Exercises:
a) Reproduce the stretch of the dioxin report article from "The Ministry of" through "in the report.", word for word.
b) According to the dioxin report article, at which factory did the documentary say high levels of dioxin contamination were obscured?

Page excerpt:
The Ministry of Health will today ask for a copy of findings which suggest its report last year into dioxin levels at a New Plymouth chemical plant contained significant mistakes.
In a TV3 documentary last night, forensic accountant John Leonard said high levels of dioxin contamination at the Ivon Watkins-Dow factory in the suburb of Paritutu were obscured by poor methodology in the report.
Health Minister Pete Hodgson said a review of the original report was likely. "I think it's inevitable that ... questions have been raised that need to be answered," he said.
"It's clear that there's room for doubt so we better have another look at it and I need to satisfy myself that we've done it right and if we haven't we do it again."
Ministry spokesman Peter Abernethy said the ministry would ask TV3 for a copy of its assessment of the report today.

Records provided:
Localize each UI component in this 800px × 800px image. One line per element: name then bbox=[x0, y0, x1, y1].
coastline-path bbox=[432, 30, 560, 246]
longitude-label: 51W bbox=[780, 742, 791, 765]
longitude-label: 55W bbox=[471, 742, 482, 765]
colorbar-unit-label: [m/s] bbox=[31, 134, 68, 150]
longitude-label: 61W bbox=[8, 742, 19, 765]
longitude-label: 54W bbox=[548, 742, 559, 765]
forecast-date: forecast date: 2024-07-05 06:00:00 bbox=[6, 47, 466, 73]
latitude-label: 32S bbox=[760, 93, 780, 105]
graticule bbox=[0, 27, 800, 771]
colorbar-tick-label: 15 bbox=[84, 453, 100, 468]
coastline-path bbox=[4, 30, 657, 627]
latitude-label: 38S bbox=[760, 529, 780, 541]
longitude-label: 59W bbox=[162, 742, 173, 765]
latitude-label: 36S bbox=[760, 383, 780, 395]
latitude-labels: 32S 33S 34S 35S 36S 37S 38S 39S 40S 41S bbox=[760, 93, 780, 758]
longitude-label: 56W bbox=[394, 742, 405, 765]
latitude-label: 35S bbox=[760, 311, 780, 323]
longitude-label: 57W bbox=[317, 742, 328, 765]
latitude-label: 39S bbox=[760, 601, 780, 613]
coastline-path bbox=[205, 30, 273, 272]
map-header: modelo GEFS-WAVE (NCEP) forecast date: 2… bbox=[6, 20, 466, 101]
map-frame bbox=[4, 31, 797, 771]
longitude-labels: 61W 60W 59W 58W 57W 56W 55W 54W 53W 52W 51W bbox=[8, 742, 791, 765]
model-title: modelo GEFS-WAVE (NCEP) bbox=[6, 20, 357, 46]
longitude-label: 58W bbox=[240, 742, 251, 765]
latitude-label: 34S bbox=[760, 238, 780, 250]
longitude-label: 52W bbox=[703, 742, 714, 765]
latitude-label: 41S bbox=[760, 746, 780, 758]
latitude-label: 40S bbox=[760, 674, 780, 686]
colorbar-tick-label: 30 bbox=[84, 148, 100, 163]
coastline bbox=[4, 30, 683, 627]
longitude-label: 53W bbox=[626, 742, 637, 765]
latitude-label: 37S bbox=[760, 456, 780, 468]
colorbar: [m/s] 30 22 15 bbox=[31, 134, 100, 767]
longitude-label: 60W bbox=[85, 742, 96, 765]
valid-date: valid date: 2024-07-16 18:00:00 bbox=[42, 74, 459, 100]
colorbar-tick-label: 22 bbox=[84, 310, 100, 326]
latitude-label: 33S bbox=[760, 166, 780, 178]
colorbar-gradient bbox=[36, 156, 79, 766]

Numbered answers:
a)
The Ministry of Health will today ask for a copy of findings which suggest its report last year into dioxin levels at a New Plymouth chemical plant contained significant mistakes.
In a TV3 documentary last night, forensic accountant John Leonard said high levels of dioxin contamination at the Ivon Watkins-Dow factory in the suburb of Paritutu were obscured by poor methodology in the report.

b) The Ivon Watkins-Dow factory in the New Plymouth suburb of Paritutu.